**Description of the task**
Turn the lines of the material into a JSON list of strings, one per line with blank lines omitted, beginning at the line that contains "321, 169, 352]" and running through the line that contains "131, 79, 164]". Include only those lines.

>> BEGIN Given data

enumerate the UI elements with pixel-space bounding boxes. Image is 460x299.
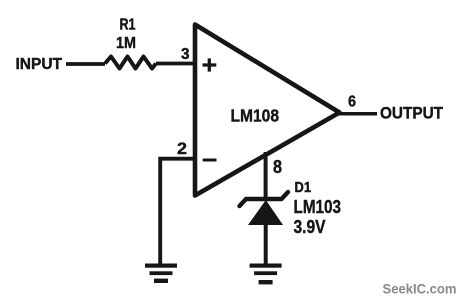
svg-text:INPUT: INPUT xyxy=(16,56,63,73)
svg-text:3: 3 xyxy=(181,46,190,63)
svg-text:2: 2 xyxy=(177,139,187,158)
svg-text:LM108: LM108 xyxy=(231,106,280,126)
svg-text:LM103: LM103 xyxy=(294,197,342,217)
svg-text:R1: R1 xyxy=(120,17,136,34)
svg-text:3.9V: 3.9V xyxy=(294,217,326,237)
svg-text:8: 8 xyxy=(273,157,282,177)
svg-text:SeekIC.com: SeekIC.com xyxy=(383,280,457,296)
svg-text:D1: D1 xyxy=(295,179,312,196)
svg-text:OUTPUT: OUTPUT xyxy=(380,104,444,123)
svg-text:1M: 1M xyxy=(116,35,136,52)
svg-text:6: 6 xyxy=(348,94,356,111)
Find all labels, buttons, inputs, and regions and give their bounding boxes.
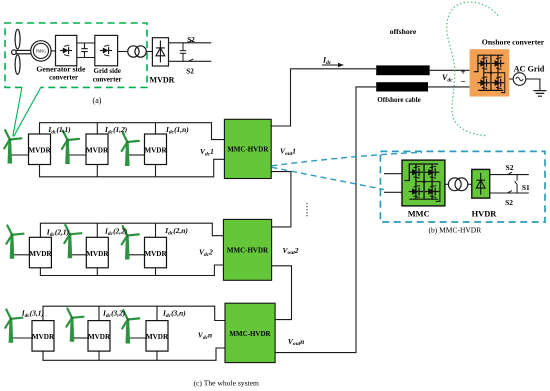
MVDR box (3,n)	[146, 321, 169, 352]
dashed enclosure (a)	[5, 23, 147, 87]
MVDR box (1,1)	[28, 134, 51, 165]
continuation dots	[306, 203, 308, 218]
svg-text:S2: S2	[187, 36, 195, 44]
wire transformer to HVDR	[468, 183, 472, 185]
transformer (b)	[448, 178, 461, 191]
svg-text:S2: S2	[506, 163, 514, 172]
row2 bottom stub unit3	[155, 268, 157, 276]
svg-text:Idc(1,1): Idc(1,1)	[47, 125, 70, 135]
row1 top stub unit3	[155, 123, 157, 134]
svg-text:MMC: MMC	[408, 210, 430, 219]
wind turbine (1,2)	[62, 131, 79, 164]
wire turbine(2,n) to MVDR	[129, 254, 145, 256]
onshore converter box	[470, 49, 510, 96]
svg-text:(a): (a)	[93, 96, 102, 105]
generator side converter U1	[56, 35, 77, 65]
svg-text:Grid side: Grid side	[94, 67, 121, 75]
MVDR box (1,n)	[144, 134, 167, 165]
row2 top bus	[40, 223, 223, 237]
wire turbine(2,2) to MVDR	[72, 254, 87, 256]
svg-text:Idc(3,n): Idc(3,n)	[162, 309, 186, 319]
wind turbine (3,n)	[122, 310, 139, 343]
wire top conductor to onshore converter	[430, 69, 470, 71]
svg-text:(b) MMC-HVDR: (b) MMC-HVDR	[429, 226, 482, 235]
svg-text:MMC-HVDR: MMC-HVDR	[229, 330, 271, 338]
row3 bottom stub unit2	[98, 351, 100, 360]
wire Vout1 negative to Vout2 positive	[271, 172, 291, 227]
svg-text:Idc(1,n): Idc(1,n)	[165, 125, 189, 135]
wire turbine(2,1) to MVDR	[14, 254, 30, 256]
svg-text:AC Grid: AC Grid	[514, 65, 545, 74]
row3 top bus	[43, 306, 225, 320]
dashed enclosure (b)	[380, 151, 545, 222]
svg-text:Onshore converter: Onshore converter	[482, 38, 545, 47]
wire bottom conductor to onshore converter	[428, 86, 470, 88]
svg-text:offshore: offshore	[390, 27, 417, 36]
wire turbine(3,2) to MVDR	[74, 337, 89, 339]
svg-text:+: +	[461, 67, 466, 77]
MVDR box (1,2)	[86, 134, 109, 165]
svg-text:converter: converter	[49, 74, 79, 82]
switch S2 bottom (a)	[188, 59, 193, 61]
row3 bottom stub unit3	[156, 351, 158, 360]
MVDR box (2,2)	[86, 237, 109, 267]
row3 bottom bus	[43, 348, 225, 360]
wire HVDR output top	[490, 174, 529, 176]
dc link capacitor	[81, 43, 87, 58]
callout dashed line upper	[272, 152, 423, 165]
svg-text:S2: S2	[186, 67, 194, 75]
HVDR box	[472, 169, 490, 198]
MMC-HVDR converter 1	[224, 119, 271, 178]
wire turbine(1,2) to MVDR	[69, 154, 86, 156]
row1 bottom bus	[40, 159, 225, 177]
wire converter to AC source	[509, 78, 513, 80]
row1 top bus	[40, 123, 225, 140]
svg-text:S2: S2	[505, 198, 513, 207]
wire return conductor to series string	[275, 87, 376, 353]
svg-text:HVDR: HVDR	[472, 210, 498, 219]
wind turbine (3,2)	[66, 309, 83, 342]
wire input top to MMC	[384, 173, 402, 175]
switch S2 top (a)	[187, 40, 192, 43]
wire generator to converter	[51, 50, 55, 52]
AC source G1	[513, 73, 526, 86]
MVDR box (2,n)	[144, 237, 167, 267]
svg-text:Generator side: Generator side	[36, 65, 85, 73]
row3 top stub unit2	[98, 306, 100, 320]
wire turbine(1,1) to MVDR	[12, 154, 29, 156]
wire turbine(1,n) to MVDR	[129, 154, 145, 156]
row1 top stub unit2	[96, 123, 98, 134]
wire converter to transformer	[118, 51, 129, 53]
filter capacitor C1	[180, 43, 186, 62]
wire AC source to ground	[526, 79, 540, 91]
wire turbine(3,n) to MVDR	[130, 337, 147, 339]
wind turbine (a)	[12, 29, 32, 74]
row1 bottom stub unit3	[155, 165, 157, 177]
MVDR box (3,2)	[88, 321, 111, 352]
row2 top stub unit3	[155, 223, 157, 237]
offshore cable bottom conductor	[376, 82, 428, 91]
wind turbine (1,n)	[122, 133, 139, 166]
MMC-HVDR converter n	[225, 303, 275, 362]
callout tail from (a) to first turbine	[13, 86, 41, 137]
wire input bottom to MMC	[384, 191, 402, 193]
MVDR box (a)	[152, 38, 168, 66]
row2 bottom bus	[40, 265, 223, 276]
dotted green boundary curve	[447, 2, 498, 136]
svg-text:−: −	[461, 77, 466, 87]
svg-text:(c) The whole system: (c) The whole system	[194, 379, 260, 388]
row2 top stub unit2	[96, 223, 98, 237]
grid side converter U2	[95, 35, 118, 65]
svg-text:Idc(3,1): Idc(3,1)	[21, 309, 44, 319]
wind turbine (2,2)	[64, 225, 81, 258]
offshore cable top conductor	[376, 65, 430, 75]
MMC-HVDR converter 2	[223, 219, 271, 280]
wind turbine (3,1)	[5, 310, 22, 343]
switch S2 top (b)	[508, 172, 513, 174]
svg-text:converter: converter	[93, 75, 123, 83]
switch S1 vertical	[515, 175, 518, 193]
MVDR box (3,1)	[32, 321, 55, 352]
svg-text:Idc(1,2): Idc(1,2)	[104, 125, 127, 135]
callout dashed line lower	[272, 167, 385, 189]
wind turbine (2,n)	[122, 226, 139, 259]
transformer T1	[128, 46, 139, 57]
wind turbine (1,1)	[4, 130, 21, 163]
generator PMSG	[31, 41, 51, 61]
svg-text:Idc(3,2): Idc(3,2)	[102, 309, 125, 319]
wire MMC to transformer	[445, 183, 449, 185]
svg-text:Offshore cable: Offshore cable	[377, 95, 421, 104]
row2 bottom stub unit2	[96, 268, 98, 276]
wire transformer to MVDR	[146, 51, 152, 53]
svg-text:MMC-HVDR: MMC-HVDR	[227, 146, 269, 154]
svg-text:S1: S1	[522, 183, 530, 192]
svg-text:Idc(2,1): Idc(2,1)	[46, 228, 69, 238]
MVDR box (2,1)	[29, 237, 52, 267]
wire HVDR output bottom	[490, 192, 529, 194]
row1 bottom stub unit2	[96, 165, 98, 177]
svg-text:PMSG: PMSG	[36, 50, 46, 54]
MVDR output wires	[169, 43, 212, 62]
switch S2 bottom (b)	[508, 191, 513, 193]
wire Vout1 positive to offshore cable	[271, 69, 376, 126]
dc link wires	[77, 43, 95, 58]
wind turbine (2,1)	[6, 226, 23, 259]
wire turbine(3,1) to MVDR	[13, 337, 33, 339]
ground	[533, 91, 546, 97]
MMC box	[402, 160, 445, 206]
svg-text:Idc(2,n): Idc(2,n)	[164, 226, 188, 236]
wire Vout2 negative to Voutn positive	[272, 266, 292, 320]
svg-text:MMC-HVDR: MMC-HVDR	[227, 247, 269, 255]
row3 top stub unit3	[156, 306, 158, 320]
svg-text:MVDR: MVDR	[150, 76, 175, 85]
svg-text:Idc(2,2): Idc(2,2)	[104, 227, 127, 237]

>> END Given data

**Result**
[
  "MVDR box (3,n)\t[146, 321, 169, 352]",
  "dashed enclosure (a)\t[5, 23, 147, 87]",
  "MVDR box (1,1)\t[28, 134, 51, 165]",
  "continuation dots\t[306, 203, 308, 218]",
  "svg-text:S2: S2\t[187, 36, 195, 44]",
  "wire transformer to HVDR\t[468, 183, 472, 185]",
  "transformer (b)\t[448, 178, 461, 191]",
  "svg-text:S2: S2\t[506, 163, 514, 172]",
  "row2 bottom stub unit3\t[155, 268, 157, 276]",
  "svg-text:Idc(1,1): Idc(1,1)\t[47, 125, 70, 135]",
  "row1 top stub unit3\t[155, 123, 157, 134]",
  "svg-text:MMC: MMC\t[408, 210, 430, 219]",
  "wind turbine (1,2)\t[62, 131, 79, 164]"
]